____ Material for this task

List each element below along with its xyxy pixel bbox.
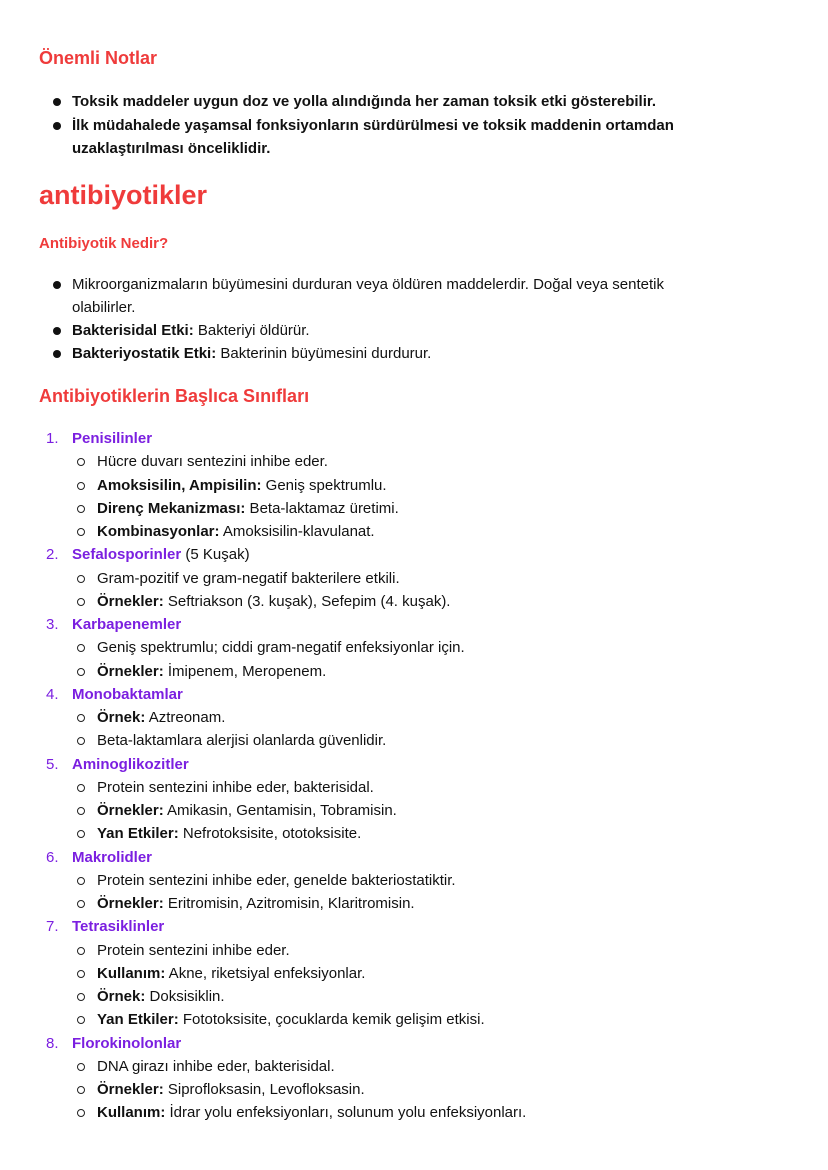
class-detail (97, 1080, 365, 1100)
detail-text: Hücre duvarı sentezini inhibe eder. (97, 453, 328, 471)
circle-bullet-icon (77, 947, 85, 955)
circle-bullet-icon (77, 970, 85, 978)
detail-text: İdrar yolu enfeksiyonları, solunum yolu enfeksiyonları. (165, 1104, 527, 1122)
detail-text: Seftriakson (3. kuşak), Sefepim (4. kuşak). (163, 592, 451, 610)
classes-heading: Antibiyotiklerin Başlıca Sınıfları (39, 386, 310, 406)
circle-bullet-icon (77, 458, 85, 466)
circle-bullet-icon (77, 1063, 85, 1071)
class-name: Aminoglikozitler (72, 755, 189, 773)
class-detail (97, 824, 361, 844)
circle-bullet-icon (77, 575, 85, 583)
class-number: 1. (46, 430, 59, 447)
bullet-icon (53, 350, 61, 358)
class-name: Makrolidler (72, 848, 153, 866)
circle-bullet-icon (77, 737, 85, 745)
definition-text: Mikroorganizmaların büyümesini durduran veya öldüren maddelerdir. Doğal veya sentetik (72, 276, 664, 293)
detail-label: Direnç Mekanizması: (97, 499, 246, 517)
detail-text: Siprofloksasin, Levofloksasin. (163, 1081, 365, 1098)
detail-text: Amikasin, Gentamisin, Tobramisin. (163, 802, 397, 819)
class-title (72, 615, 181, 635)
class-number: 5. (46, 755, 59, 773)
detail-label: Yan Etkiler: (97, 1011, 179, 1029)
what-heading: Antibiyotik Nedir? (39, 235, 169, 252)
detail-text: Akne, riketsiyal enfeksiyonlar. (165, 964, 366, 982)
class-detail (97, 871, 456, 891)
class-number: 4. (46, 685, 59, 703)
circle-bullet-icon (77, 505, 85, 513)
class-number: 8. (46, 1034, 59, 1052)
detail-text: Protein sentezini inhibe eder, bakterisidal. (97, 778, 374, 796)
circle-bullet-icon (77, 644, 85, 652)
circle-bullet-icon (77, 528, 85, 536)
detail-text: Nefrotoksisite, ototoksisite. (178, 825, 362, 843)
detail-text: Amoksisilin-klavulanat. (219, 523, 375, 540)
note-item: Toksik maddeler uygun doz ve yolla alındığında her zaman toksik etki gösterebilir. (72, 93, 657, 110)
detail-text: Fototoksisite, çocuklarda kemik gelişim etkisi. (178, 1011, 485, 1029)
class-detail (97, 1103, 526, 1123)
circle-bullet-icon (77, 1086, 85, 1094)
circle-bullet-icon (77, 807, 85, 815)
class-detail (97, 476, 387, 496)
class-detail (97, 964, 365, 984)
class-extra: (5 Kuşak) (181, 546, 250, 564)
class-detail (97, 987, 225, 1007)
bullet-icon (53, 98, 61, 106)
detail-label: Kullanım: (97, 964, 166, 982)
class-detail (97, 638, 465, 658)
bactericidal-text: Bakteriyi öldürür. (193, 322, 310, 339)
class-detail (97, 569, 400, 589)
class-detail (97, 522, 375, 542)
detail-label: Örnekler: (97, 895, 164, 912)
class-detail (97, 592, 450, 612)
bacteriostatic-item (72, 344, 431, 364)
detail-text: Beta-laktamaz üretimi. (245, 499, 399, 517)
class-name: Monobaktamlar (72, 685, 183, 703)
class-title (72, 545, 250, 565)
detail-label: Örnek: (97, 709, 146, 726)
detail-text: Geniş spektrumlu; ciddi gram-negatif enfeksiyonlar için. (97, 639, 465, 657)
detail-label: Amoksisilin, Ampisilin: (97, 476, 262, 494)
class-title (72, 917, 164, 937)
note-item-continuation: uzaklaştırılması önceliklidir. (72, 140, 271, 157)
definition-continuation: olabilirler. (72, 299, 136, 316)
class-title (72, 1034, 181, 1054)
bacteriostatic-label: Bakteriyostatik Etki: (72, 345, 217, 362)
detail-text: DNA girazı inhibe eder, bakterisidal. (97, 1057, 335, 1075)
class-detail (97, 1010, 485, 1030)
circle-bullet-icon (77, 900, 85, 908)
notes-heading: Önemli Notlar (39, 48, 158, 68)
class-detail (97, 731, 386, 751)
circle-bullet-icon (77, 598, 85, 606)
class-number: 3. (46, 616, 59, 633)
detail-text: Beta-laktamlara alerjisi olanlarda güvenlidir. (97, 732, 387, 750)
note-item: İlk müdahalede yaşamsal fonksiyonların sürdürülmesi ve toksik maddenin ortamdan (72, 117, 674, 134)
detail-text: Protein sentezini inhibe eder. (97, 941, 290, 959)
detail-text: Protein sentezini inhibe eder, genelde bakteriostatiktir. (97, 871, 456, 889)
detail-text: Eritromisin, Azitromisin, Klaritromisin. (163, 895, 415, 912)
class-title (72, 429, 152, 449)
page-title: antibiyotikler (39, 180, 208, 210)
circle-bullet-icon (77, 784, 85, 792)
class-detail (97, 452, 328, 472)
detail-label: Örnekler: (97, 592, 164, 610)
class-name: Karbapenemler (72, 616, 182, 633)
detail-label: Örnekler: (97, 1081, 164, 1098)
class-name: Penisilinler (72, 430, 153, 447)
bactericidal-item (72, 321, 310, 341)
class-number: 6. (46, 848, 59, 866)
detail-text: Geniş spektrumlu. (261, 476, 387, 494)
detail-text: Aztreonam. (145, 709, 226, 726)
detail-label: Örnekler: (97, 802, 164, 819)
circle-bullet-icon (77, 877, 85, 885)
class-detail (97, 894, 415, 914)
class-number: 7. (46, 918, 59, 936)
circle-bullet-icon (77, 1016, 85, 1024)
circle-bullet-icon (77, 482, 85, 490)
detail-text: Gram-pozitif ve gram-negatif bakterilere etkili. (97, 569, 400, 587)
detail-label: Kombinasyonlar: (97, 523, 220, 540)
bactericidal-label: Bakterisidal Etki: (72, 322, 194, 339)
class-detail (97, 708, 225, 728)
circle-bullet-icon (77, 830, 85, 838)
class-name: Sefalosporinler (72, 546, 182, 564)
class-name: Florokinolonlar (72, 1034, 182, 1052)
class-title (72, 685, 183, 705)
class-name: Tetrasiklinler (72, 918, 165, 936)
circle-bullet-icon (77, 1109, 85, 1117)
bullet-icon (53, 327, 61, 335)
class-title (72, 848, 152, 868)
bacteriostatic-text: Bakterinin büyümesini durdurur. (216, 345, 432, 362)
detail-label: Örnek: (97, 988, 146, 1005)
class-detail (97, 801, 397, 821)
class-detail (97, 941, 290, 961)
class-detail (97, 499, 399, 519)
circle-bullet-icon (77, 668, 85, 676)
class-detail (97, 778, 374, 798)
class-detail (97, 1057, 335, 1077)
class-detail (97, 662, 326, 682)
detail-label: Yan Etkiler: (97, 825, 179, 843)
bullet-icon (53, 281, 61, 289)
detail-text: İmipenem, Meropenem. (163, 662, 327, 680)
class-title (72, 755, 189, 775)
detail-label: Kullanım: (97, 1104, 166, 1122)
circle-bullet-icon (77, 993, 85, 1001)
class-number: 2. (46, 546, 59, 564)
circle-bullet-icon (77, 714, 85, 722)
detail-label: Örnekler: (97, 662, 164, 680)
detail-text: Doksisiklin. (145, 988, 225, 1005)
bullet-icon (53, 122, 61, 130)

________

Please retype the records above exactly, but leave out any pictures.

Written response:
List each element below along with its xyxy pixel bbox.
class-detail (97, 1080, 365, 1100)
detail-text: Hücre duvarı sentezini inhibe eder. (97, 453, 328, 471)
circle-bullet-icon (77, 947, 85, 955)
circle-bullet-icon (77, 970, 85, 978)
detail-text: İdrar yolu enfeksiyonları, solunum yolu enfeksiyonları. (165, 1104, 527, 1122)
detail-text: Seftriakson (3. kuşak), Sefepim (4. kuşak). (163, 592, 451, 610)
classes-heading: Antibiyotiklerin Başlıca Sınıfları (39, 386, 310, 406)
circle-bullet-icon (77, 458, 85, 466)
circle-bullet-icon (77, 1063, 85, 1071)
class-name: Aminoglikozitler (72, 755, 189, 773)
class-detail (97, 824, 361, 844)
circle-bullet-icon (77, 575, 85, 583)
class-number: 1. (46, 430, 59, 447)
bullet-icon (53, 350, 61, 358)
class-name: Makrolidler (72, 848, 153, 866)
circle-bullet-icon (77, 737, 85, 745)
definition-text: Mikroorganizmaların büyümesini durduran veya öldüren maddelerdir. Doğal veya sentetik (72, 276, 664, 293)
detail-label: Direnç Mekanizması: (97, 499, 246, 517)
detail-text: Siprofloksasin, Levofloksasin. (163, 1081, 365, 1098)
detail-text: Amikasin, Gentamisin, Tobramisin. (163, 802, 397, 819)
class-title (72, 615, 181, 635)
class-number: 5. (46, 755, 59, 773)
detail-label: Yan Etkiler: (97, 1011, 179, 1029)
what-heading: Antibiyotik Nedir? (39, 235, 169, 252)
detail-text: Akne, riketsiyal enfeksiyonlar. (165, 964, 366, 982)
class-detail (97, 871, 456, 891)
class-number: 4. (46, 685, 59, 703)
circle-bullet-icon (77, 505, 85, 513)
class-number: 8. (46, 1034, 59, 1052)
detail-text: Protein sentezini inhibe eder, bakterisidal. (97, 778, 374, 796)
circle-bullet-icon (77, 644, 85, 652)
circle-bullet-icon (77, 528, 85, 536)
detail-text: Nefrotoksisite, ototoksisite. (178, 825, 362, 843)
detail-text: Amoksisilin-klavulanat. (219, 523, 375, 540)
note-item: Toksik maddeler uygun doz ve yolla alındığında her zaman toksik etki gösterebilir. (72, 93, 657, 110)
detail-text: Fototoksisite, çocuklarda kemik gelişim etkisi. (178, 1011, 485, 1029)
class-detail (97, 1103, 526, 1123)
circle-bullet-icon (77, 1086, 85, 1094)
circle-bullet-icon (77, 807, 85, 815)
class-detail (97, 476, 387, 496)
class-detail (97, 964, 365, 984)
class-extra: (5 Kuşak) (181, 546, 250, 564)
class-detail (97, 987, 225, 1007)
bullet-icon (53, 98, 61, 106)
detail-label: Kullanım: (97, 964, 166, 982)
class-detail (97, 638, 465, 658)
bactericidal-text: Bakteriyi öldürür. (193, 322, 310, 339)
class-detail (97, 569, 400, 589)
class-detail (97, 522, 375, 542)
detail-label: Örnekler: (97, 895, 164, 912)
class-detail (97, 592, 450, 612)
bacteriostatic-item (72, 344, 431, 364)
detail-text: Beta-laktamaz üretimi. (245, 499, 399, 517)
class-name: Monobaktamlar (72, 685, 183, 703)
class-title (72, 545, 250, 565)
detail-label: Örnek: (97, 709, 146, 726)
detail-text: Geniş spektrumlu; ciddi gram-negatif enfeksiyonlar için. (97, 639, 465, 657)
detail-label: Amoksisilin, Ampisilin: (97, 476, 262, 494)
class-title (72, 917, 164, 937)
note-item-continuation: uzaklaştırılması önceliklidir. (72, 140, 271, 157)
definition-continuation: olabilirler. (72, 299, 136, 316)
class-title (72, 1034, 181, 1054)
bacteriostatic-label: Bakteriyostatik Etki: (72, 345, 217, 362)
detail-text: DNA girazı inhibe eder, bakterisidal. (97, 1057, 335, 1075)
class-detail (97, 1010, 485, 1030)
circle-bullet-icon (77, 900, 85, 908)
notes-heading: Önemli Notlar (39, 48, 158, 68)
class-detail (97, 731, 386, 751)
circle-bullet-icon (77, 598, 85, 606)
class-number: 3. (46, 616, 59, 633)
detail-text: Beta-laktamlara alerjisi olanlarda güvenlidir. (97, 732, 387, 750)
note-item: İlk müdahalede yaşamsal fonksiyonların sürdürülmesi ve toksik maddenin ortamdan (72, 117, 674, 134)
detail-text: Protein sentezini inhibe eder. (97, 941, 290, 959)
detail-text: Protein sentezini inhibe eder, genelde bakteriostatiktir. (97, 871, 456, 889)
detail-text: Eritromisin, Azitromisin, Klaritromisin. (163, 895, 415, 912)
class-title (72, 429, 152, 449)
page-title: antibiyotikler (39, 180, 208, 210)
circle-bullet-icon (77, 784, 85, 792)
class-detail (97, 452, 328, 472)
detail-label: Örnekler: (97, 592, 164, 610)
class-name: Karbapenemler (72, 616, 182, 633)
detail-label: Örnekler: (97, 1081, 164, 1098)
class-name: Penisilinler (72, 430, 153, 447)
bactericidal-item (72, 321, 310, 341)
class-number: 6. (46, 848, 59, 866)
detail-text: Geniş spektrumlu. (261, 476, 387, 494)
detail-text: Aztreonam. (145, 709, 226, 726)
detail-label: Örnekler: (97, 802, 164, 819)
circle-bullet-icon (77, 877, 85, 885)
class-detail (97, 894, 415, 914)
class-number: 7. (46, 918, 59, 936)
circle-bullet-icon (77, 1016, 85, 1024)
circle-bullet-icon (77, 482, 85, 490)
detail-text: Gram-pozitif ve gram-negatif bakterilere etkili. (97, 569, 400, 587)
detail-label: Kombinasyonlar: (97, 523, 220, 540)
bactericidal-label: Bakterisidal Etki: (72, 322, 194, 339)
class-detail (97, 708, 225, 728)
circle-bullet-icon (77, 830, 85, 838)
class-name: Sefalosporinler (72, 546, 182, 564)
class-name: Florokinolonlar (72, 1034, 182, 1052)
class-title (72, 685, 183, 705)
class-name: Tetrasiklinler (72, 918, 165, 936)
circle-bullet-icon (77, 1109, 85, 1117)
bullet-icon (53, 327, 61, 335)
class-title (72, 848, 152, 868)
bacteriostatic-text: Bakterinin büyümesini durdurur. (216, 345, 432, 362)
detail-label: Örnek: (97, 988, 146, 1005)
class-detail (97, 801, 397, 821)
class-detail (97, 941, 290, 961)
class-detail (97, 499, 399, 519)
circle-bullet-icon (77, 668, 85, 676)
class-detail (97, 778, 374, 798)
class-detail (97, 1057, 335, 1077)
class-detail (97, 662, 326, 682)
detail-label: Yan Etkiler: (97, 825, 179, 843)
bullet-icon (53, 281, 61, 289)
detail-text: İmipenem, Meropenem. (163, 662, 327, 680)
class-title (72, 755, 189, 775)
detail-label: Kullanım: (97, 1104, 166, 1122)
circle-bullet-icon (77, 993, 85, 1001)
class-number: 2. (46, 546, 59, 564)
circle-bullet-icon (77, 714, 85, 722)
detail-label: Örnekler: (97, 662, 164, 680)
detail-text: Doksisiklin. (145, 988, 225, 1005)
bullet-icon (53, 122, 61, 130)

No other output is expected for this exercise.